### GIVEN TASK:
Look for the string "have" in every line, and copy each line that has it.

[Start]

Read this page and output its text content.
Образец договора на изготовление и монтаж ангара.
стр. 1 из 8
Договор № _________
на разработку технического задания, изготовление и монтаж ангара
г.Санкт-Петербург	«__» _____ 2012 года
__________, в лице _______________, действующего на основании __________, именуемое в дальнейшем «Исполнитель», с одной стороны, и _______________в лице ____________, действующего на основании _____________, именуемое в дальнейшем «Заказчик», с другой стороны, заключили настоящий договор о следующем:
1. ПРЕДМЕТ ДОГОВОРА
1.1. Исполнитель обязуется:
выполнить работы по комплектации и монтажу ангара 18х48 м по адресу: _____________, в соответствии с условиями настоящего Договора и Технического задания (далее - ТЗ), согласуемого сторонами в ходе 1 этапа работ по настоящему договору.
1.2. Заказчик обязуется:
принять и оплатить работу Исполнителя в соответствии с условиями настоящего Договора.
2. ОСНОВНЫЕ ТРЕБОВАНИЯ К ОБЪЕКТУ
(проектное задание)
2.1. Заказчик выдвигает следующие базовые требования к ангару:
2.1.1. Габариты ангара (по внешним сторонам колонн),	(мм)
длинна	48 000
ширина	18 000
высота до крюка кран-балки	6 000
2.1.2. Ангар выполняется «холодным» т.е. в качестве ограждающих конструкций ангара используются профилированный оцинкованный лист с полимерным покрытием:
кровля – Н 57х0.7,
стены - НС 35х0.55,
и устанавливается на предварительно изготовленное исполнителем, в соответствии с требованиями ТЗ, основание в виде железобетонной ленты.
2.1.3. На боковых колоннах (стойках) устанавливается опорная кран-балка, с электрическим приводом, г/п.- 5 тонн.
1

[End]
[Start]

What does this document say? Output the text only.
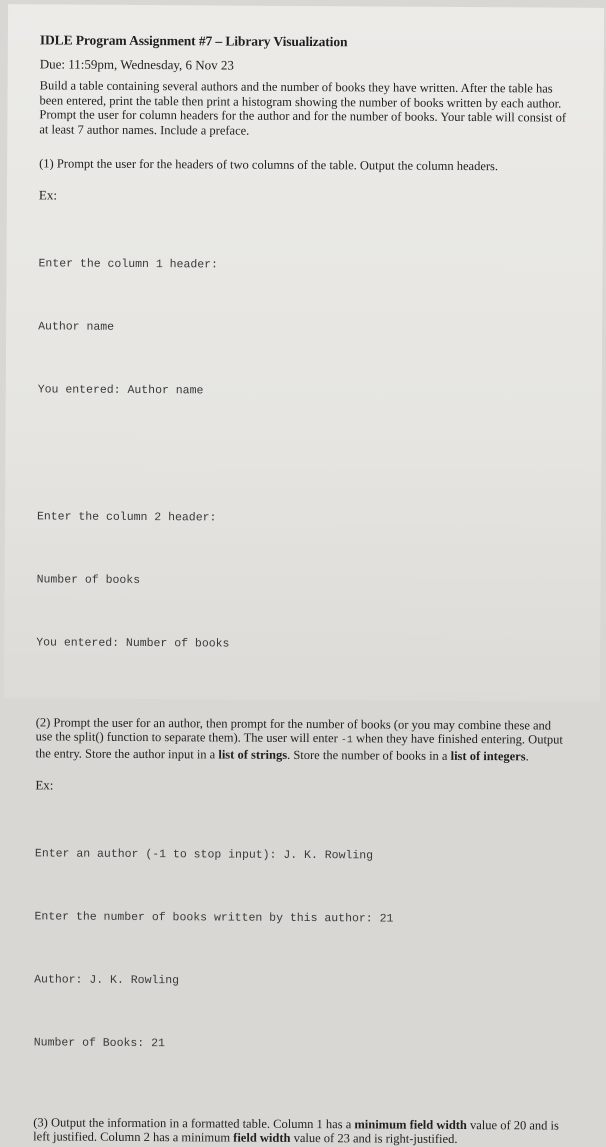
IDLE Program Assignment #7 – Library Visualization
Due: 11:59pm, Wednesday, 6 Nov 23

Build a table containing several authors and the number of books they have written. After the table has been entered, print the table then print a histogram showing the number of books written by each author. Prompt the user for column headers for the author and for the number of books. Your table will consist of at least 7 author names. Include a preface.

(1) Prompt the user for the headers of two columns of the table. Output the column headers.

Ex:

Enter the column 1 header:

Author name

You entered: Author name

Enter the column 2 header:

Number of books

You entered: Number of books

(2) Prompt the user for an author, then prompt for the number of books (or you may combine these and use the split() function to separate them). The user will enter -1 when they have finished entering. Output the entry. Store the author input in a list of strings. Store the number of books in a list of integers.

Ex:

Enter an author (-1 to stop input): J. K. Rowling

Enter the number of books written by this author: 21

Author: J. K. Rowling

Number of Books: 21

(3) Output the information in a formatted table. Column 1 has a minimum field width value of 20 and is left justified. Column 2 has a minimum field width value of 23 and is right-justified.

[End]

### RESULT OF THE EXERCISE:
Build a table containing several authors and the number of books they have written. After the table has been entered, print the table then print a histogram showing the number of books written by each author. Prompt the user for column headers for the author and for the number of books. Your table will consist of at least 7 author names. Include a preface.
(2) Prompt the user for an author, then prompt for the number of books (or you may combine these and use the split() function to separate them). The user will enter -1 when they have finished entering. Output the entry. Store the author input in a list of strings. Store the number of books in a list of integers.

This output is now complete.